● **TO DO**
Your task is to output the data exactly as it stands.

● **DATASET EXTRACT**

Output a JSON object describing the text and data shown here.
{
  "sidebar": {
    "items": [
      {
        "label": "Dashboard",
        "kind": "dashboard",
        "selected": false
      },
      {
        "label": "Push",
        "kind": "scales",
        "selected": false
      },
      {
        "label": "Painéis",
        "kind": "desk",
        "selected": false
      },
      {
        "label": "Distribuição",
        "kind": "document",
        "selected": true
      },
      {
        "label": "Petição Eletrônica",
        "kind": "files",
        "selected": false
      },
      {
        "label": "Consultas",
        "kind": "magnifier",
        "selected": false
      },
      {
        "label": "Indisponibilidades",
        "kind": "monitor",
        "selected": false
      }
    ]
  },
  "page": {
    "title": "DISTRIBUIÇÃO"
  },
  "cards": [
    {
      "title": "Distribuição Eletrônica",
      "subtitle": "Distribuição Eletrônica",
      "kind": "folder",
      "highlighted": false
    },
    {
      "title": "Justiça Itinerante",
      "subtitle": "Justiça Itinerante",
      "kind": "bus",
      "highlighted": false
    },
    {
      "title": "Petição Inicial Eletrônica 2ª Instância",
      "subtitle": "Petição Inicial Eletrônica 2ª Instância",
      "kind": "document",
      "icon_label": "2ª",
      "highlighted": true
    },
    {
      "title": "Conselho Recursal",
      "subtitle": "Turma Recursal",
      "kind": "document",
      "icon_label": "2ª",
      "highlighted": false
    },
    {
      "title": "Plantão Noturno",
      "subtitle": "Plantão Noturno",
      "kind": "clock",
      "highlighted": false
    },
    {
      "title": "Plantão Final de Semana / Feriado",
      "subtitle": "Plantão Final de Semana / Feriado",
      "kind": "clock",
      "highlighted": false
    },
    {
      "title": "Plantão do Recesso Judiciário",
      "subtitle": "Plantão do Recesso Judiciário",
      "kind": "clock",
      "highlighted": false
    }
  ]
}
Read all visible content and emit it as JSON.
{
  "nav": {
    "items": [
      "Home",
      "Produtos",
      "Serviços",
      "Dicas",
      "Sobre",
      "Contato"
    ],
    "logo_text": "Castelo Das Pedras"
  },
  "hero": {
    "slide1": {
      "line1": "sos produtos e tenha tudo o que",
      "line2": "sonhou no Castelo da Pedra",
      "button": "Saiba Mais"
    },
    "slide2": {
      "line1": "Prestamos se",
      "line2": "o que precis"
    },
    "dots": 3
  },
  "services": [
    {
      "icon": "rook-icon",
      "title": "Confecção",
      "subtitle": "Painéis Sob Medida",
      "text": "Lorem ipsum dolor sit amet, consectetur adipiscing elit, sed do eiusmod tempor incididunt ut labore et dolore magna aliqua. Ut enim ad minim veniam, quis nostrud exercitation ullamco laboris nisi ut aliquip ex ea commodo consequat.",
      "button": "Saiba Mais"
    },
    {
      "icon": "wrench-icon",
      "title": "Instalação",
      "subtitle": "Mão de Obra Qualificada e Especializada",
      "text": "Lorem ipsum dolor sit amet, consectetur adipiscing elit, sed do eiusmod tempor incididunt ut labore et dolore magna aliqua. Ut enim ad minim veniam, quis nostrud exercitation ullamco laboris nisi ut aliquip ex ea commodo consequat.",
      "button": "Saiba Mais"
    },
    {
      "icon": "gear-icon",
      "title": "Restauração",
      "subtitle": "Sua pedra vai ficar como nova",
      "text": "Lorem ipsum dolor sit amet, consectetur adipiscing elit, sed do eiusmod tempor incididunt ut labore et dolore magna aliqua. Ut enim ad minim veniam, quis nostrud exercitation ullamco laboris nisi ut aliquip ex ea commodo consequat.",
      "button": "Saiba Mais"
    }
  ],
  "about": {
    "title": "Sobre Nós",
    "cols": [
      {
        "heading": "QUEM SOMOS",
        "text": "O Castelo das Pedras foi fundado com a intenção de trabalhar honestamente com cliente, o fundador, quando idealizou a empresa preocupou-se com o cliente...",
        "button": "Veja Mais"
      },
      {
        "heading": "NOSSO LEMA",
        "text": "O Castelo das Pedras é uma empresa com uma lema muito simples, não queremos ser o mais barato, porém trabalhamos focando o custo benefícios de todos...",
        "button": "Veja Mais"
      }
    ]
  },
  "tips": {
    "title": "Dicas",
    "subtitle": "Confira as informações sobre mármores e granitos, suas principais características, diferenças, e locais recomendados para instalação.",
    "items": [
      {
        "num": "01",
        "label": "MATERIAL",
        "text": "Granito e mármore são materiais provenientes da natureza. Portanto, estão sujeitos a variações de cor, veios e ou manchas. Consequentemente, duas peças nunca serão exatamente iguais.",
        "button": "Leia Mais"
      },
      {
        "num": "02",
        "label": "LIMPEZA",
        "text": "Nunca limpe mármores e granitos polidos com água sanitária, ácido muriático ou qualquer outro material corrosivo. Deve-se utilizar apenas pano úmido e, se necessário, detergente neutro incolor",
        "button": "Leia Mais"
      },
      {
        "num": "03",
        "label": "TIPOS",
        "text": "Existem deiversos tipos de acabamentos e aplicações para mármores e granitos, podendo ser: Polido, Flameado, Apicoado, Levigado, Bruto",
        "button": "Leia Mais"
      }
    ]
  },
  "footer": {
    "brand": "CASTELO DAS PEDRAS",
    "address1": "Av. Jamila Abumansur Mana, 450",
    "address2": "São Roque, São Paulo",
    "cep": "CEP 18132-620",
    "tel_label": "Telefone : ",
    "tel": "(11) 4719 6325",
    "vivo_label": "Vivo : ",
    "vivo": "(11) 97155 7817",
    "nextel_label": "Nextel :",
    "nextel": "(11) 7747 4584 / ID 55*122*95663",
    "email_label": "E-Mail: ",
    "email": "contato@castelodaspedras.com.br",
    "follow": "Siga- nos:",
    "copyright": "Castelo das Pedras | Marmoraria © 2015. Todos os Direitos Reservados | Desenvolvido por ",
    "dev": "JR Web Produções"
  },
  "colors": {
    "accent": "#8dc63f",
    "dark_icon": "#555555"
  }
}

● **RESULT OF THIS TASK**
Output a JSON object describing the text and data shown here.
{
  "sidebar": {
    "items": [
      {
        "label": "Dashboard",
        "kind": "dashboard",
        "selected": false
      },
      {
        "label": "Push",
        "kind": "scales",
        "selected": false
      },
      {
        "label": "Painéis",
        "kind": "desk",
        "selected": false
      },
      {
        "label": "Distribuição",
        "kind": "document",
        "selected": true
      },
      {
        "label": "Petição Eletrônica",
        "kind": "files",
        "selected": false
      },
      {
        "label": "Consultas",
        "kind": "magnifier",
        "selected": false
      },
      {
        "label": "Indisponibilidades",
        "kind": "monitor",
        "selected": false
      }
    ]
  },
  "page": {
    "title": "DISTRIBUIÇÃO"
  },
  "cards": [
    {
      "title": "Distribuição Eletrônica",
      "subtitle": "Distribuição Eletrônica",
      "kind": "folder",
      "highlighted": false
    },
    {
      "title": "Justiça Itinerante",
      "subtitle": "Justiça Itinerante",
      "kind": "bus",
      "highlighted": false
    },
    {
      "title": "Petição Inicial Eletrônica 2ª Instância",
      "subtitle": "Petição Inicial Eletrônica 2ª Instância",
      "kind": "document",
      "icon_label": "2ª",
      "highlighted": true
    },
    {
      "title": "Conselho Recursal",
      "subtitle": "Turma Recursal",
      "kind": "document",
      "icon_label": "2ª",
      "highlighted": false
    },
    {
      "title": "Plantão Noturno",
      "subtitle": "Plantão Noturno",
      "kind": "clock",
      "highlighted": false
    },
    {
      "title": "Plantão Final de Semana / Feriado",
      "subtitle": "Plantão Final de Semana / Feriado",
      "kind": "clock",
      "highlighted": false
    },
    {
      "title": "Plantão do Recesso Judiciário",
      "subtitle": "Plantão do Recesso Judiciário",
      "kind": "clock",
      "highlighted": false
    }
  ]
}
Read all visible content and emit it as JSON.
{
  "nav": {
    "items": [
      "Home",
      "Produtos",
      "Serviços",
      "Dicas",
      "Sobre",
      "Contato"
    ],
    "logo_text": "Castelo Das Pedras"
  },
  "hero": {
    "slide1": {
      "line1": "sos produtos e tenha tudo o que",
      "line2": "sonhou no Castelo da Pedra",
      "button": "Saiba Mais"
    },
    "slide2": {
      "line1": "Prestamos se",
      "line2": "o que precis"
    },
    "dots": 3
  },
  "services": [
    {
      "icon": "rook-icon",
      "title": "Confecção",
      "subtitle": "Painéis Sob Medida",
      "text": "Lorem ipsum dolor sit amet, consectetur adipiscing elit, sed do eiusmod tempor incididunt ut labore et dolore magna aliqua. Ut enim ad minim veniam, quis nostrud exercitation ullamco laboris nisi ut aliquip ex ea commodo consequat.",
      "button": "Saiba Mais"
    },
    {
      "icon": "wrench-icon",
      "title": "Instalação",
      "subtitle": "Mão de Obra Qualificada e Especializada",
      "text": "Lorem ipsum dolor sit amet, consectetur adipiscing elit, sed do eiusmod tempor incididunt ut labore et dolore magna aliqua. Ut enim ad minim veniam, quis nostrud exercitation ullamco laboris nisi ut aliquip ex ea commodo consequat.",
      "button": "Saiba Mais"
    },
    {
      "icon": "gear-icon",
      "title": "Restauração",
      "subtitle": "Sua pedra vai ficar como nova",
      "text": "Lorem ipsum dolor sit amet, consectetur adipiscing elit, sed do eiusmod tempor incididunt ut labore et dolore magna aliqua. Ut enim ad minim veniam, quis nostrud exercitation ullamco laboris nisi ut aliquip ex ea commodo consequat.",
      "button": "Saiba Mais"
    }
  ],
  "about": {
    "title": "Sobre Nós",
    "cols": [
      {
        "heading": "QUEM SOMOS",
        "text": "O Castelo das Pedras foi fundado com a intenção de trabalhar honestamente com cliente, o fundador, quando idealizou a empresa preocupou-se com o cliente...",
        "button": "Veja Mais"
      },
      {
        "heading": "NOSSO LEMA",
        "text": "O Castelo das Pedras é uma empresa com uma lema muito simples, não queremos ser o mais barato, porém trabalhamos focando o custo benefícios de todos...",
        "button": "Veja Mais"
      }
    ]
  },
  "tips": {
    "title": "Dicas",
    "subtitle": "Confira as informações sobre mármores e granitos, suas principais características, diferenças, e locais recomendados para instalação.",
    "items": [
      {
        "num": "01",
        "label": "MATERIAL",
        "text": "Granito e mármore são materiais provenientes da natureza. Portanto, estão sujeitos a variações de cor, veios e ou manchas. Consequentemente, duas peças nunca serão exatamente iguais.",
        "button": "Leia Mais"
      },
      {
        "num": "02",
        "label": "LIMPEZA",
        "text": "Nunca limpe mármores e granitos polidos com água sanitária, ácido muriático ou qualquer outro material corrosivo. Deve-se utilizar apenas pano úmido e, se necessário, detergente neutro incolor",
        "button": "Leia Mais"
      },
      {
        "num": "03",
        "label": "TIPOS",
        "text": "Existem deiversos tipos de acabamentos e aplicações para mármores e granitos, podendo ser: Polido, Flameado, Apicoado, Levigado, Bruto",
        "button": "Leia Mais"
      }
    ]
  },
  "footer": {
    "brand": "CASTELO DAS PEDRAS",
    "address1": "Av. Jamila Abumansur Mana, 450",
    "address2": "São Roque, São Paulo",
    "cep": "CEP 18132-620",
    "tel_label": "Telefone : ",
    "tel": "(11) 4719 6325",
    "vivo_label": "Vivo : ",
    "vivo": "(11) 97155 7817",
    "nextel_label": "Nextel :",
    "nextel": "(11) 7747 4584 / ID 55*122*95663",
    "email_label": "E-Mail: ",
    "email": "contato@castelodaspedras.com.br",
    "follow": "Siga- nos:",
    "copyright": "Castelo das Pedras | Marmoraria © 2015. Todos os Direitos Reservados | Desenvolvido por ",
    "dev": "JR Web Produções"
  },
  "colors": {
    "accent": "#8dc63f",
    "dark_icon": "#555555"
  }
}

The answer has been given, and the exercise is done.